◆ What is required:
Copy each record exactly as it reads, leaving out any pictures it holds.

%%

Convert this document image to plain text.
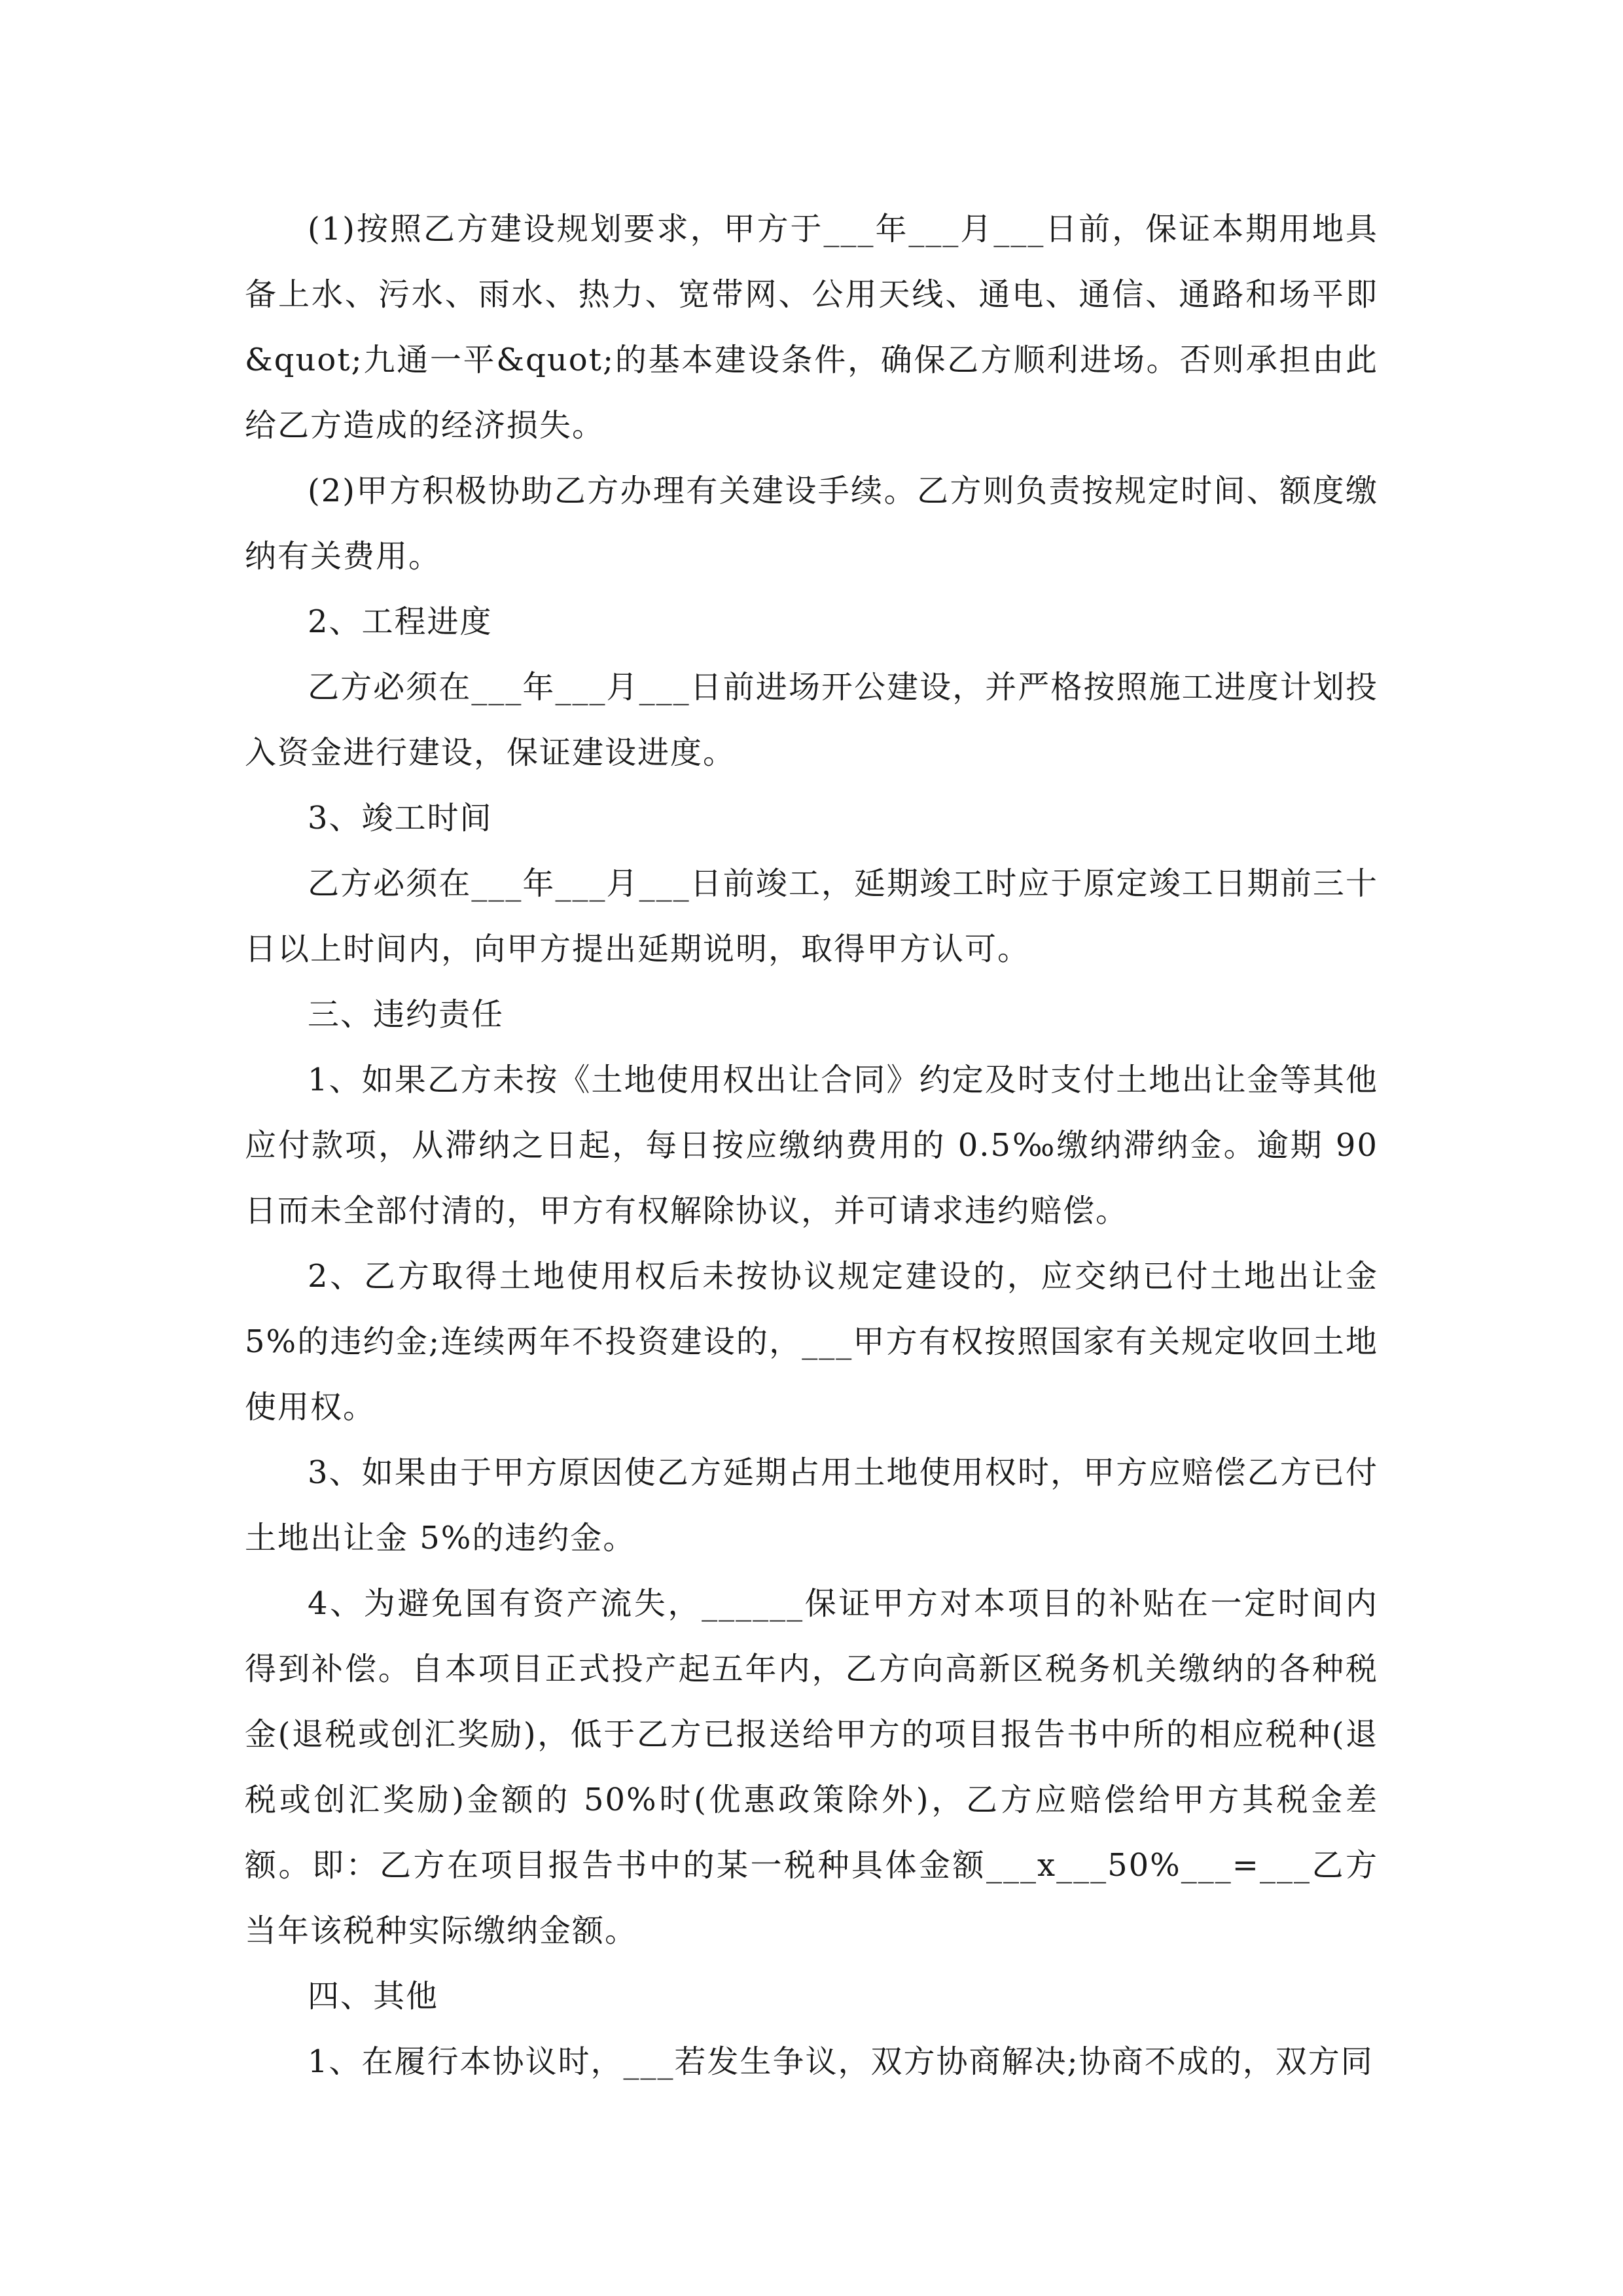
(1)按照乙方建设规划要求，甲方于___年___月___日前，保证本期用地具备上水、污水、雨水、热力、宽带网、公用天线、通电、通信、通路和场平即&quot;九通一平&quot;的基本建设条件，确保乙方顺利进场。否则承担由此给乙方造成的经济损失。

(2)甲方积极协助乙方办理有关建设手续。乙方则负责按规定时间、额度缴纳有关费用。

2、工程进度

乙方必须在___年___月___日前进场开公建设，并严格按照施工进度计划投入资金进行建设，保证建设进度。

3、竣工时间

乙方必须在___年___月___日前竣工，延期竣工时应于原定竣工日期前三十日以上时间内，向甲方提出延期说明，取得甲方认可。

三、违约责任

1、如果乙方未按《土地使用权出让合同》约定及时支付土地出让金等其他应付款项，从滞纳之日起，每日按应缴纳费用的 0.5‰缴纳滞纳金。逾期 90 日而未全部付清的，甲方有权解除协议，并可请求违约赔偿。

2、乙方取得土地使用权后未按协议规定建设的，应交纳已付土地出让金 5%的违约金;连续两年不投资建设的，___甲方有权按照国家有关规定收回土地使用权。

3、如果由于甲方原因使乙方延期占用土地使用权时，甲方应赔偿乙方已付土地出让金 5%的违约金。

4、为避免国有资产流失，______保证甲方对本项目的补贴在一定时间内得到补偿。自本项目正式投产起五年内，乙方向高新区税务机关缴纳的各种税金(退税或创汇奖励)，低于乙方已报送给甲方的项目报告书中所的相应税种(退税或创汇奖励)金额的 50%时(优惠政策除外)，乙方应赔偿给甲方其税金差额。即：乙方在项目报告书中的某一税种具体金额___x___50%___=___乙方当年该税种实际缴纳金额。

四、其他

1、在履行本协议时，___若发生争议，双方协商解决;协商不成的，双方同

%%

◆ The response:
Convert this document image to plain text.
(1)按照乙方建设规划要求，甲方于___年___月___日前，保证本期用地具备上水、污水、雨水、热力、宽带网、公用天线、通电、通信、通路和场平即&quot;九通一平&quot;的基本建设条件，确保乙方顺利进场。否则承担由此给乙方造成的经济损失。

(2)甲方积极协助乙方办理有关建设手续。乙方则负责按规定时间、额度缴纳有关费用。

2、工程进度

乙方必须在___年___月___日前进场开公建设，并严格按照施工进度计划投入资金进行建设，保证建设进度。

3、竣工时间

乙方必须在___年___月___日前竣工，延期竣工时应于原定竣工日期前三十日以上时间内，向甲方提出延期说明，取得甲方认可。

三、违约责任

1、如果乙方未按《土地使用权出让合同》约定及时支付土地出让金等其他应付款项，从滞纳之日起，每日按应缴纳费用的 0.5‰缴纳滞纳金。逾期 90 日而未全部付清的，甲方有权解除协议，并可请求违约赔偿。

2、乙方取得土地使用权后未按协议规定建设的，应交纳已付土地出让金 5%的违约金;连续两年不投资建设的，___甲方有权按照国家有关规定收回土地使用权。

3、如果由于甲方原因使乙方延期占用土地使用权时，甲方应赔偿乙方已付土地出让金 5%的违约金。

4、为避免国有资产流失，______保证甲方对本项目的补贴在一定时间内得到补偿。自本项目正式投产起五年内，乙方向高新区税务机关缴纳的各种税金(退税或创汇奖励)，低于乙方已报送给甲方的项目报告书中所的相应税种(退税或创汇奖励)金额的 50%时(优惠政策除外)，乙方应赔偿给甲方其税金差额。即：乙方在项目报告书中的某一税种具体金额___x___50%___=___乙方当年该税种实际缴纳金额。

四、其他

1、在履行本协议时，___若发生争议，双方协商解决;协商不成的，双方同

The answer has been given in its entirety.